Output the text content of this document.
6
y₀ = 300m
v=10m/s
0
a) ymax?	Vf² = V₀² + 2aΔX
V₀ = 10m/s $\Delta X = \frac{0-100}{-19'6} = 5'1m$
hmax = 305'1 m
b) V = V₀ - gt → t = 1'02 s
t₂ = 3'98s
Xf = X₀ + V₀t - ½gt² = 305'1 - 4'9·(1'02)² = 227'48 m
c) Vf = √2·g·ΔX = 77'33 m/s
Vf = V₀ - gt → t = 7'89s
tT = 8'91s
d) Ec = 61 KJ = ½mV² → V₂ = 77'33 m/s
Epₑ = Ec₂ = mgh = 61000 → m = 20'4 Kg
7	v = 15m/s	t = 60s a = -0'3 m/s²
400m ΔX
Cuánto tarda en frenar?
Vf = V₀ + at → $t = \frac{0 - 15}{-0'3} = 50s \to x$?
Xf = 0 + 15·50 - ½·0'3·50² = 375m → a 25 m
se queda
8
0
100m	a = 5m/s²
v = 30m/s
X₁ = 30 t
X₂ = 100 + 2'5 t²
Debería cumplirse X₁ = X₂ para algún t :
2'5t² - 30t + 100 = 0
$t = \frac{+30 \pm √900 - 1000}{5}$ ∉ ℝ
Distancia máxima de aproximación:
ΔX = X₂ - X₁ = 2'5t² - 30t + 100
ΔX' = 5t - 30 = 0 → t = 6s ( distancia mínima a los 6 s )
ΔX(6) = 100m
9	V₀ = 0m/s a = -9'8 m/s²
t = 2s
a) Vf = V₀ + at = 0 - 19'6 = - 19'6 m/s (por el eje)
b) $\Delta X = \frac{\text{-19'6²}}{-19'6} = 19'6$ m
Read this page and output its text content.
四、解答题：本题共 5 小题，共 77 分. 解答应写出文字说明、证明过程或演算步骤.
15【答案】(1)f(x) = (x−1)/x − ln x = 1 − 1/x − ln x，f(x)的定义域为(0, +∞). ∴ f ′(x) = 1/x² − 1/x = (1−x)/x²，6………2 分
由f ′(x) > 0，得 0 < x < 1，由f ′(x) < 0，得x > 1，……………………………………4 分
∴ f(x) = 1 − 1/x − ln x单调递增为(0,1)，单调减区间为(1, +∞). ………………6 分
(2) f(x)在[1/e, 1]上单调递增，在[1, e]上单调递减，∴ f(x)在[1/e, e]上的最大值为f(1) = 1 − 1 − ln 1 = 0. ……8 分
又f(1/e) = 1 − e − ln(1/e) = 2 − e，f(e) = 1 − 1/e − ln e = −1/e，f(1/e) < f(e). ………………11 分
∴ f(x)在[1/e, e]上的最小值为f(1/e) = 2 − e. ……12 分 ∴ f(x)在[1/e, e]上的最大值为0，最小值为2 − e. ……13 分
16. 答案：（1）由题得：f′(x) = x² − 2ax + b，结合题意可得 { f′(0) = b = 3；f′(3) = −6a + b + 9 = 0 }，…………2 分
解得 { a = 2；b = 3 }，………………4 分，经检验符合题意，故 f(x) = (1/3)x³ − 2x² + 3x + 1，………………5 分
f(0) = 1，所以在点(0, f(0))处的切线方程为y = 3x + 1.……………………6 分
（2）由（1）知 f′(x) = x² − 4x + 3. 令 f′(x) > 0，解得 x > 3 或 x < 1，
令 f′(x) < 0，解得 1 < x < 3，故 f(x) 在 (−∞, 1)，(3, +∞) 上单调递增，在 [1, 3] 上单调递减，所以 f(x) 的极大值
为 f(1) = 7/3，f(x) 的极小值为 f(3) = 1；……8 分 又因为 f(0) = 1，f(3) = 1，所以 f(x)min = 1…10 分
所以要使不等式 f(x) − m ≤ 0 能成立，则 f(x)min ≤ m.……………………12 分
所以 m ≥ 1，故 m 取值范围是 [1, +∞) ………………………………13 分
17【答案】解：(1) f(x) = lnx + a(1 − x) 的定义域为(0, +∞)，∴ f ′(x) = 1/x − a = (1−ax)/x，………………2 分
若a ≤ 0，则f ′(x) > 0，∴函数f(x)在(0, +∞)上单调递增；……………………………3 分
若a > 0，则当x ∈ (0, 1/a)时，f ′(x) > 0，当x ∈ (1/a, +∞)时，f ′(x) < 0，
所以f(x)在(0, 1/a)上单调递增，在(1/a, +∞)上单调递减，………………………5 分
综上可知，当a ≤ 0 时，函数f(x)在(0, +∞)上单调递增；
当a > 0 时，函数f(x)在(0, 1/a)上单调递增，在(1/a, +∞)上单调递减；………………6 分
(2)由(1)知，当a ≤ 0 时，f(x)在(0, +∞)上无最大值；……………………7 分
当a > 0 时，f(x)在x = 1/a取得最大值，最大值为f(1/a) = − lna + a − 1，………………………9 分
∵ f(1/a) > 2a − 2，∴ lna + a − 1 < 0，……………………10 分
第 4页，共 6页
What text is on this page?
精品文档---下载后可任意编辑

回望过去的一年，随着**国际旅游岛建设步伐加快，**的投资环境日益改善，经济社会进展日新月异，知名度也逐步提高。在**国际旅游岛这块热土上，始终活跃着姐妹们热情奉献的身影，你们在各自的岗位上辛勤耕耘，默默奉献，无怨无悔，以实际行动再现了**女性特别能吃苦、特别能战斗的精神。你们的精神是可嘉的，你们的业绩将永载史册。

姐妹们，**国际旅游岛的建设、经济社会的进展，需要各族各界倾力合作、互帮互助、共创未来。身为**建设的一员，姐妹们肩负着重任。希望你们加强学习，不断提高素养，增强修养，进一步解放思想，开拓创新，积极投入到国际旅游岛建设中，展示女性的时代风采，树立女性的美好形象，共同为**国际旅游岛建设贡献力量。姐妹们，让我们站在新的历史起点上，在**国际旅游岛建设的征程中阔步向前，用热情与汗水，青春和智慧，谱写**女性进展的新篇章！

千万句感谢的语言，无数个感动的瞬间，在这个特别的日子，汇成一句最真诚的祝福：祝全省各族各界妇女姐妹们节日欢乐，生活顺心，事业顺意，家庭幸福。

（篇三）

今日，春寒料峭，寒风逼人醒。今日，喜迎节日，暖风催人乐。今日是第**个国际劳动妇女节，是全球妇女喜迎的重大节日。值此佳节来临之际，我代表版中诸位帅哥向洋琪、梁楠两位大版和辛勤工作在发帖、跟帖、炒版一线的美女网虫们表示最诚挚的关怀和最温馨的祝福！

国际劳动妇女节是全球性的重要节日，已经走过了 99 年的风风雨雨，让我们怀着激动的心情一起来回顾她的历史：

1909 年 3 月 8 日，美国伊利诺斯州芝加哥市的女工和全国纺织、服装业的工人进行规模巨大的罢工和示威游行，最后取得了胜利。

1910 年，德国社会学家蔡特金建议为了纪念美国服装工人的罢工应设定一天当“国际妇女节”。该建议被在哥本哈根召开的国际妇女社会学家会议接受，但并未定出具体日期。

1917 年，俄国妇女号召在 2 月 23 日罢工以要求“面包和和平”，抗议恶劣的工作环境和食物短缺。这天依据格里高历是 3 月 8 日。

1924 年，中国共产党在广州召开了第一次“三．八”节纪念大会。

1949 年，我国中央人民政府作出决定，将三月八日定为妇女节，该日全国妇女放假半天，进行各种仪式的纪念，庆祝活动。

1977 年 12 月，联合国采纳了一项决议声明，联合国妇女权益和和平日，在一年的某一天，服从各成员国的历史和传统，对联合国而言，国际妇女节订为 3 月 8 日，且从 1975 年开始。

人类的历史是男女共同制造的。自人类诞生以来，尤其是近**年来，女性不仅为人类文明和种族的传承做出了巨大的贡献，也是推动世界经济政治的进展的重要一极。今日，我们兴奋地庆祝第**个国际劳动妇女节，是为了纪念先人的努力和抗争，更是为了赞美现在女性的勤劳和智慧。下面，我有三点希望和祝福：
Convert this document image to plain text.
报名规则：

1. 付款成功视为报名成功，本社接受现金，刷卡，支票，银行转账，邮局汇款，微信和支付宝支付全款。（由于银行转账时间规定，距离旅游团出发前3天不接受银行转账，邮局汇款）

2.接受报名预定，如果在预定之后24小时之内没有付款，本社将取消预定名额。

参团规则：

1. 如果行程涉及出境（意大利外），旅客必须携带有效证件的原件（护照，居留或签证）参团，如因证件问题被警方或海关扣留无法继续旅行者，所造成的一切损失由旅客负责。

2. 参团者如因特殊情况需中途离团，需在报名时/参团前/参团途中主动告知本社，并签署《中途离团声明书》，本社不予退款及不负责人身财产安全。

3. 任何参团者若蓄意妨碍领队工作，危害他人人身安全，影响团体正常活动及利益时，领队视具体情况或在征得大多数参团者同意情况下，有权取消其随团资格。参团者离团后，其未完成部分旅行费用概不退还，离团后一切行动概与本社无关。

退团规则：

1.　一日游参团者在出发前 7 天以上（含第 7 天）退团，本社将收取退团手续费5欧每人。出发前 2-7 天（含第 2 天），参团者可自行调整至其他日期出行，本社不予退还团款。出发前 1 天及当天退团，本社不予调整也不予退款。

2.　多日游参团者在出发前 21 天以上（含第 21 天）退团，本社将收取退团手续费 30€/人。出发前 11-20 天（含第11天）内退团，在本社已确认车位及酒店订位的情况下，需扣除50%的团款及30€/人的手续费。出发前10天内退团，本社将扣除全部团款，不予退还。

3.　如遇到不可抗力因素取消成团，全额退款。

============================================================

[Written task] Gather each line from the listing above that holds "this".

[Finished answer]
Output the text content of this document.
Read this page and output its text content.
What text is on this page?
Convert this document image to plain text.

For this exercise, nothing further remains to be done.